▶ **Short exercise**: Transcribe the entries that follow exactly as they appear, minus pictures.

▶ **Dataset content**:
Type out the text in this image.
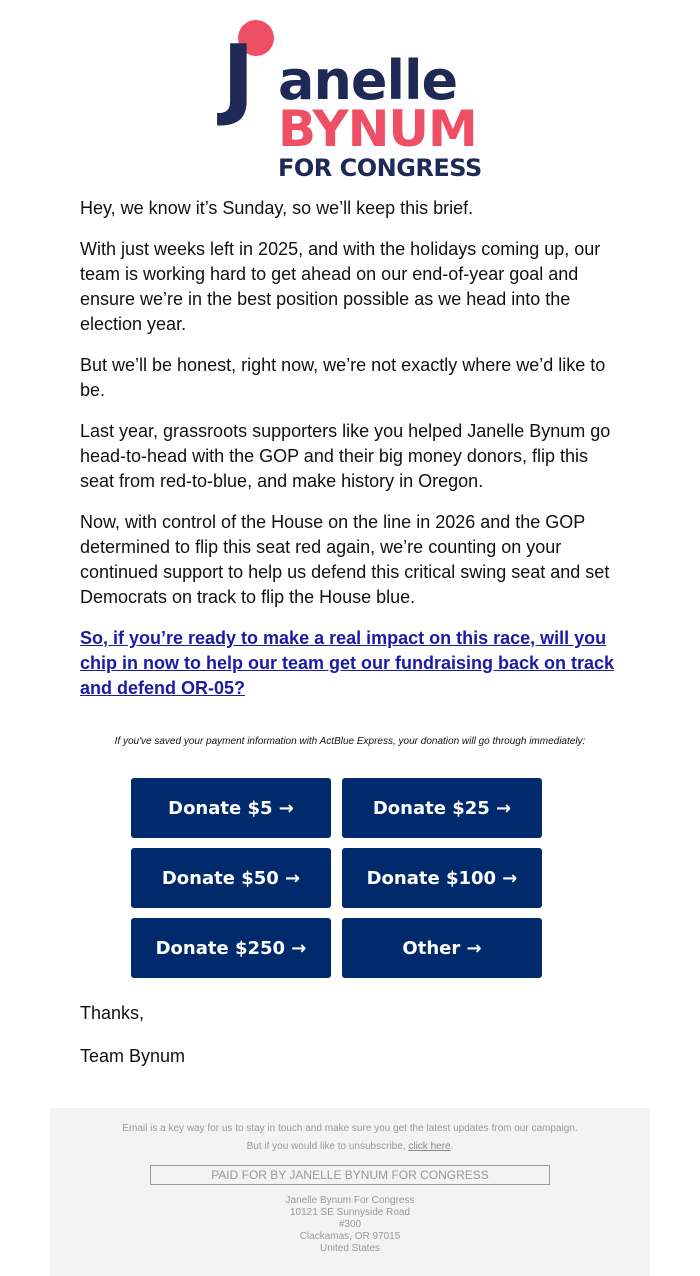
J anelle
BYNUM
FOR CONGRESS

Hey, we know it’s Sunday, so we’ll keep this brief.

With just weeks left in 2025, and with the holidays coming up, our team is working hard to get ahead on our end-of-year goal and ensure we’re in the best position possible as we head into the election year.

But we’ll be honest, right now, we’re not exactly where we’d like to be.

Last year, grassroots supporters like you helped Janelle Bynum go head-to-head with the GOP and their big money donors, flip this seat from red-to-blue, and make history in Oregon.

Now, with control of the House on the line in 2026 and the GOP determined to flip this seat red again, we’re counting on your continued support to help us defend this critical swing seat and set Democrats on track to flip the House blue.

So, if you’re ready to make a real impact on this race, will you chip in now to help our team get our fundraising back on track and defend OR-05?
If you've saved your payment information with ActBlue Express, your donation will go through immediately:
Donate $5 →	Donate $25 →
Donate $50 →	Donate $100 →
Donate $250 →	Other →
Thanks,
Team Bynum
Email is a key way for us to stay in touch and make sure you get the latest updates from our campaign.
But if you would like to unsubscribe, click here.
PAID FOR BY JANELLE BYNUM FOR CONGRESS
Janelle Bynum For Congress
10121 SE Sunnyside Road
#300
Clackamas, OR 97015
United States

▶ **Full output**:
Type out the text in this image.
J anelle
BYNUM
FOR CONGRESS

Hey, we know it’s Sunday, so we’ll keep this brief.

With just weeks left in 2025, and with the holidays coming up, our team is working hard to get ahead on our end-of-year goal and ensure we’re in the best position possible as we head into the election year.

But we’ll be honest, right now, we’re not exactly where we’d like to be.

Last year, grassroots supporters like you helped Janelle Bynum go head-to-head with the GOP and their big money donors, flip this seat from red-to-blue, and make history in Oregon.

Now, with control of the House on the line in 2026 and the GOP determined to flip this seat red again, we’re counting on your continued support to help us defend this critical swing seat and set Democrats on track to flip the House blue.

So, if you’re ready to make a real impact on this race, will you chip in now to help our team get our fundraising back on track and defend OR-05?
If you've saved your payment information with ActBlue Express, your donation will go through immediately:
Donate $5 →	Donate $25 →
Donate $50 →	Donate $100 →
Donate $250 →	Other →
Thanks,
Team Bynum
Email is a key way for us to stay in touch and make sure you get the latest updates from our campaign.
But if you would like to unsubscribe, click here.
PAID FOR BY JANELLE BYNUM FOR CONGRESS
Janelle Bynum For Congress
10121 SE Sunnyside Road
#300
Clackamas, OR 97015
United States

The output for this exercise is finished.